Every line that holds the string "title" is to be identified and copied.

———

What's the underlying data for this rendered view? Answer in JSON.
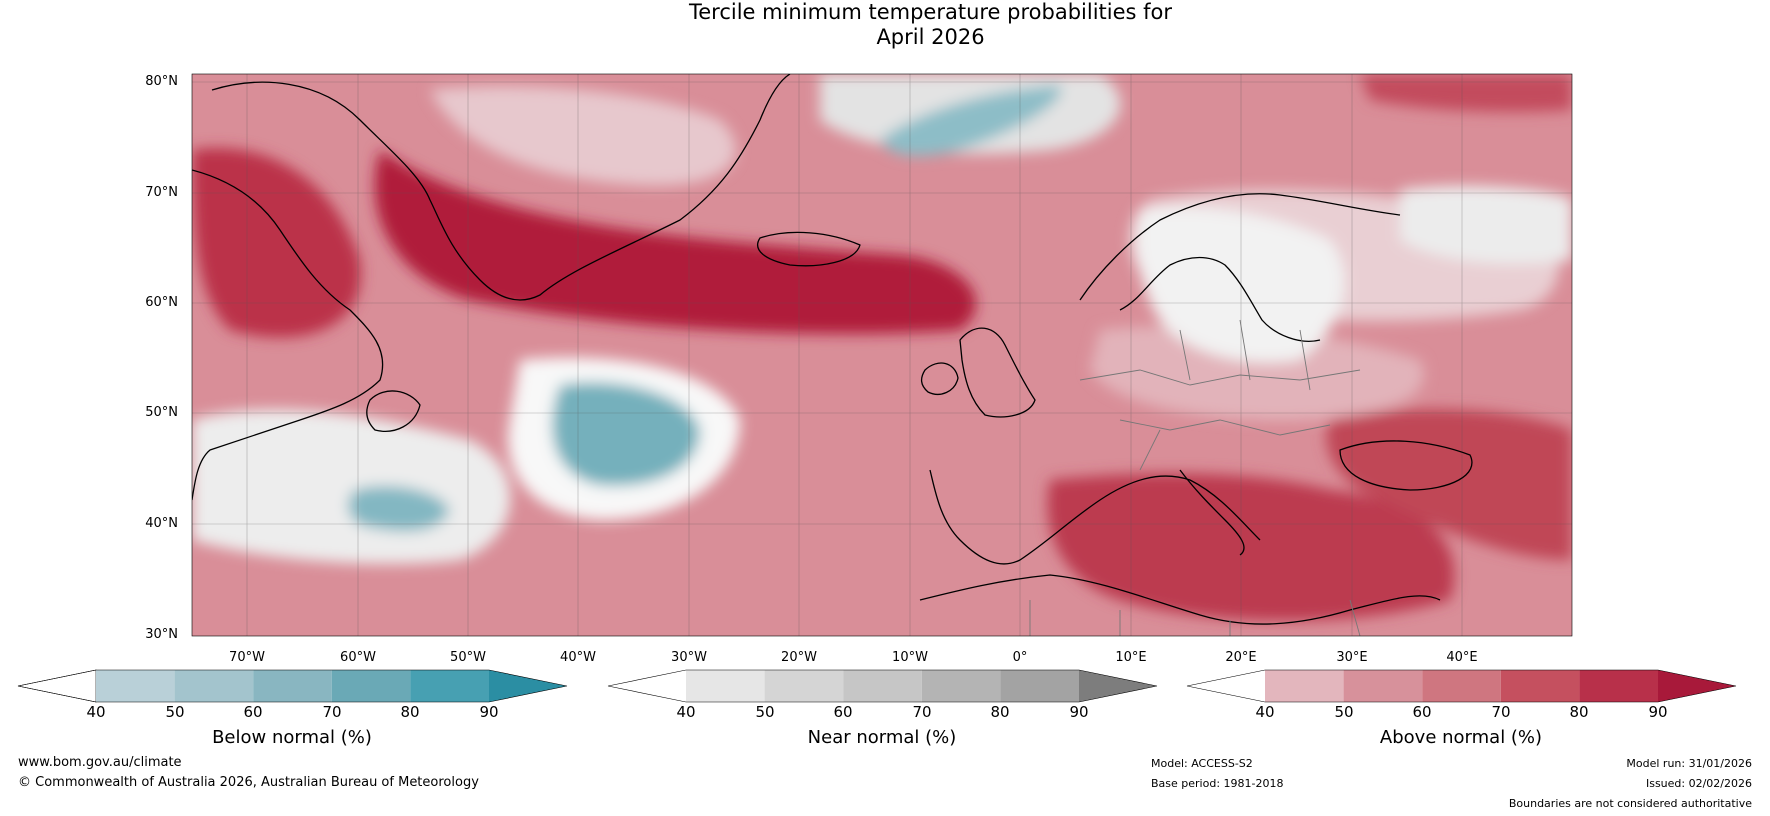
{
  "title": {
    "line1": "Tercile minimum temperature probabilities for",
    "line2": "April 2026"
  },
  "map": {
    "lat_labels": [
      "80°N",
      "70°N",
      "60°N",
      "50°N",
      "40°N",
      "30°N"
    ],
    "lon_labels": [
      "70°W",
      "60°W",
      "50°W",
      "40°W",
      "30°W",
      "20°W",
      "10°W",
      "0°",
      "10°E",
      "20°E",
      "30°E",
      "40°E"
    ],
    "lat_range": [
      30,
      81
    ],
    "lon_range": [
      -77.5,
      47.5
    ]
  },
  "colorbars": [
    {
      "id": "below",
      "title": "Below normal (%)",
      "ticks": [
        "40",
        "50",
        "60",
        "70",
        "80",
        "90"
      ],
      "colors": [
        "#ffffff",
        "#b9d0d8",
        "#a3c4cd",
        "#89b6c1",
        "#6aa9b6",
        "#47a0b2",
        "#2b8ea3"
      ]
    },
    {
      "id": "near",
      "title": "Near normal (%)",
      "ticks": [
        "40",
        "50",
        "60",
        "70",
        "80",
        "90"
      ],
      "colors": [
        "#ffffff",
        "#e6e6e6",
        "#d5d5d5",
        "#c6c6c6",
        "#b4b4b4",
        "#a3a3a3",
        "#7d7d7d"
      ]
    },
    {
      "id": "above",
      "title": "Above normal (%)",
      "ticks": [
        "40",
        "50",
        "60",
        "70",
        "80",
        "90"
      ],
      "colors": [
        "#ffffff",
        "#e3b6bd",
        "#d7919b",
        "#cf7680",
        "#c5505f",
        "#b8304a",
        "#a8193a"
      ]
    }
  ],
  "footer": {
    "website": "www.bom.gov.au/climate",
    "copyright": "© Commonwealth of Australia 2026, Australian Bureau of Meteorology",
    "model": "Model: ACCESS-S2",
    "base_period": "Base period: 1981-2018",
    "model_run": "Model run: 31/01/2026",
    "issued": "Issued: 02/02/2026",
    "disclaimer": "Boundaries are not considered authoritative"
  }
}
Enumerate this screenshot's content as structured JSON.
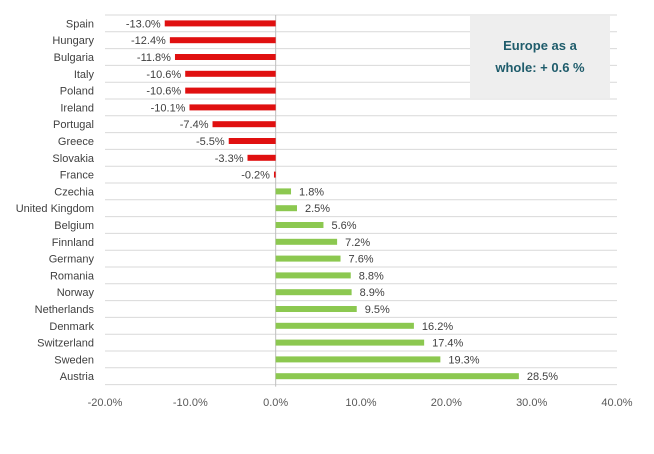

———

# [Worked answer]
  "title": {
      "title": "Below normal (%)",
      "title": "Near normal (%)",
      "title": "Above normal (%)",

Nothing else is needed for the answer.